Source records

--------

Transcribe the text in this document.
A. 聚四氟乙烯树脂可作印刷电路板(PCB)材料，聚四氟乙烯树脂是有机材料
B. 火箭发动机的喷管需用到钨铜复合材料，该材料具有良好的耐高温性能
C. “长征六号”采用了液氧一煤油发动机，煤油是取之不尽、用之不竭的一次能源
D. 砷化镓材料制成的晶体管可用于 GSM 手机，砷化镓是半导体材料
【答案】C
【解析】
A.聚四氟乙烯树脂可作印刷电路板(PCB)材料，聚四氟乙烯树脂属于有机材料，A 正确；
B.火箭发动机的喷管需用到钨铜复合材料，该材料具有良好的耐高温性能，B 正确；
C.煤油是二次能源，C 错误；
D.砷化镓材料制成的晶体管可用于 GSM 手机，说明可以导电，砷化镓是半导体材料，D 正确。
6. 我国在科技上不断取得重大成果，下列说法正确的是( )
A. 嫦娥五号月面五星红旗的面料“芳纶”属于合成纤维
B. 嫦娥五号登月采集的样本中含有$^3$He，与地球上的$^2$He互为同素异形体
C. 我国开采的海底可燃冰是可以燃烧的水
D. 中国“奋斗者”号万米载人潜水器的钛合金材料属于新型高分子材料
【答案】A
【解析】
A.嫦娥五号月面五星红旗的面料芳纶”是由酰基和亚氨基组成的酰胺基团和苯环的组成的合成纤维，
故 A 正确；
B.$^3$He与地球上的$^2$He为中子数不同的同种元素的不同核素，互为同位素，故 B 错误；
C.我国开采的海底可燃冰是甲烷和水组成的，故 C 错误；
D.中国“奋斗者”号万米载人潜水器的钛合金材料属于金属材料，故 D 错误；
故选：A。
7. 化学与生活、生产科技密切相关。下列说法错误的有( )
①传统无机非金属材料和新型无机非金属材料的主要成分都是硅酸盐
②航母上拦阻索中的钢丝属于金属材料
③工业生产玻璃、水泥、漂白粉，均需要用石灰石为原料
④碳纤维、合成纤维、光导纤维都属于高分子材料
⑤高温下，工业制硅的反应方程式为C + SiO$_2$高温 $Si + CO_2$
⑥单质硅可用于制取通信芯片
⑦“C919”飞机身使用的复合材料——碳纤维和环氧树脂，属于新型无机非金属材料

--------

• Stated problem:
Give the material above again, word for word.

• Expected output:
Transcribe the text in this document.
A. 聚四氟乙烯树脂可作印刷电路板(PCB)材料，聚四氟乙烯树脂是有机材料
B. 火箭发动机的喷管需用到钨铜复合材料，该材料具有良好的耐高温性能
C. “长征六号”采用了液氧一煤油发动机，煤油是取之不尽、用之不竭的一次能源
D. 砷化镓材料制成的晶体管可用于 GSM 手机，砷化镓是半导体材料
【答案】C
【解析】
A.聚四氟乙烯树脂可作印刷电路板(PCB)材料，聚四氟乙烯树脂属于有机材料，A 正确；
B.火箭发动机的喷管需用到钨铜复合材料，该材料具有良好的耐高温性能，B 正确；
C.煤油是二次能源，C 错误；
D.砷化镓材料制成的晶体管可用于 GSM 手机，说明可以导电，砷化镓是半导体材料，D 正确。
6. 我国在科技上不断取得重大成果，下列说法正确的是( )
A. 嫦娥五号月面五星红旗的面料“芳纶”属于合成纤维
B. 嫦娥五号登月采集的样本中含有$^3$He，与地球上的$^2$He互为同素异形体
C. 我国开采的海底可燃冰是可以燃烧的水
D. 中国“奋斗者”号万米载人潜水器的钛合金材料属于新型高分子材料
【答案】A
【解析】
A.嫦娥五号月面五星红旗的面料芳纶”是由酰基和亚氨基组成的酰胺基团和苯环的组成的合成纤维，
故 A 正确；
B.$^3$He与地球上的$^2$He为中子数不同的同种元素的不同核素，互为同位素，故 B 错误；
C.我国开采的海底可燃冰是甲烷和水组成的，故 C 错误；
D.中国“奋斗者”号万米载人潜水器的钛合金材料属于金属材料，故 D 错误；
故选：A。
7. 化学与生活、生产科技密切相关。下列说法错误的有( )
①传统无机非金属材料和新型无机非金属材料的主要成分都是硅酸盐
②航母上拦阻索中的钢丝属于金属材料
③工业生产玻璃、水泥、漂白粉，均需要用石灰石为原料
④碳纤维、合成纤维、光导纤维都属于高分子材料
⑤高温下，工业制硅的反应方程式为C + SiO$_2$高温 $Si + CO_2$
⑥单质硅可用于制取通信芯片
⑦“C919”飞机身使用的复合材料——碳纤维和环氧树脂，属于新型无机非金属材料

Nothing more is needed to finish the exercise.